Below are the records; copy each line in them that holds the word "fueron".

- _Entries_:
## BEGIN
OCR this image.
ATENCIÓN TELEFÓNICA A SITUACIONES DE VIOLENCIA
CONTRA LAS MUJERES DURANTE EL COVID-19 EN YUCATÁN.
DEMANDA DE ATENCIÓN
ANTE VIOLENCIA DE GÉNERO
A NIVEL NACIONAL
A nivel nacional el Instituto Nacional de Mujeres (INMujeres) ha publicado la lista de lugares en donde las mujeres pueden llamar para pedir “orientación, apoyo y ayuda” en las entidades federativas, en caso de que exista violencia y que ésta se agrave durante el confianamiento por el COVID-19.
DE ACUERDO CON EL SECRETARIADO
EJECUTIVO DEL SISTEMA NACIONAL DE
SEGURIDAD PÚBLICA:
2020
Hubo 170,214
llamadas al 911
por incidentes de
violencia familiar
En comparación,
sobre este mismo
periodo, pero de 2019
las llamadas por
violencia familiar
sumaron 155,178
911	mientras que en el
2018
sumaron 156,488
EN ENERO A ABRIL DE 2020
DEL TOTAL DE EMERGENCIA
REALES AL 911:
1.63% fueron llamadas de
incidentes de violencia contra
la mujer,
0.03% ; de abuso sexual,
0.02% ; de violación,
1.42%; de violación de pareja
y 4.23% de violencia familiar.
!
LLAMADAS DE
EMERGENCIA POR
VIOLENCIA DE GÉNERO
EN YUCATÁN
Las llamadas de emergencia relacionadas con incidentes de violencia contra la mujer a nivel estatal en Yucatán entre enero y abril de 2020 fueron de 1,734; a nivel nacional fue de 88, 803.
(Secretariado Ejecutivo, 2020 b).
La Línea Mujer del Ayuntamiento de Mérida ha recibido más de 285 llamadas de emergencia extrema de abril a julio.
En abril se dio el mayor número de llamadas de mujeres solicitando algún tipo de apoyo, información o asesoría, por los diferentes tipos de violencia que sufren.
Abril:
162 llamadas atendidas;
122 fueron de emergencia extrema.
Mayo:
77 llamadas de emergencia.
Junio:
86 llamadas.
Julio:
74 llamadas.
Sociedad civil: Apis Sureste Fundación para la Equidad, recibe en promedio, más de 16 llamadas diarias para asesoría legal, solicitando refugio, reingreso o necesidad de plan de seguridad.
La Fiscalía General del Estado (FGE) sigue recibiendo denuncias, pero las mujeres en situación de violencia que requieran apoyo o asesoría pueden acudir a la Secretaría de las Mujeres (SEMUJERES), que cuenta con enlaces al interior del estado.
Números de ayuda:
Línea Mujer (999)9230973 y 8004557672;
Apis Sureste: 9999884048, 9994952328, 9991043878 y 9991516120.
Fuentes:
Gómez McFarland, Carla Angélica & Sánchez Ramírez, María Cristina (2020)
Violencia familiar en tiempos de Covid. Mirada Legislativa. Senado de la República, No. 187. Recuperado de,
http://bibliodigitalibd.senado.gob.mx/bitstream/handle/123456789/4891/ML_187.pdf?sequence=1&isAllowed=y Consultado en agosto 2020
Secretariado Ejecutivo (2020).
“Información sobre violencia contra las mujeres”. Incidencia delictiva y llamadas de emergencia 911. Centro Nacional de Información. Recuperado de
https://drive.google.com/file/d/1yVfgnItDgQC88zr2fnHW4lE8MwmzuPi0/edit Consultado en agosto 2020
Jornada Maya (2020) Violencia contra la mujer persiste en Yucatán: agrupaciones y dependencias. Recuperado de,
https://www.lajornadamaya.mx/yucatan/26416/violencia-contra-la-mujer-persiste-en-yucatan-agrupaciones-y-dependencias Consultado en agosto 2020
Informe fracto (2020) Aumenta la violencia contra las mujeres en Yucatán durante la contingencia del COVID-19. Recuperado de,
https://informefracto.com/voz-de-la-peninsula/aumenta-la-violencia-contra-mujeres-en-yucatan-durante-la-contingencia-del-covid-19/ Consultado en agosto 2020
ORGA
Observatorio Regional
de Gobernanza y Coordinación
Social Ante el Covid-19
## END
- _Final answer_:
1.63% fueron llamadas de
Las llamadas de emergencia relacionadas con incidentes de violencia contra la mujer a nivel estatal en Yucatán entre enero y abril de 2020 fueron de 1,734; a nivel nacional fue de 88, 803.
122 fueron de emergencia extrema.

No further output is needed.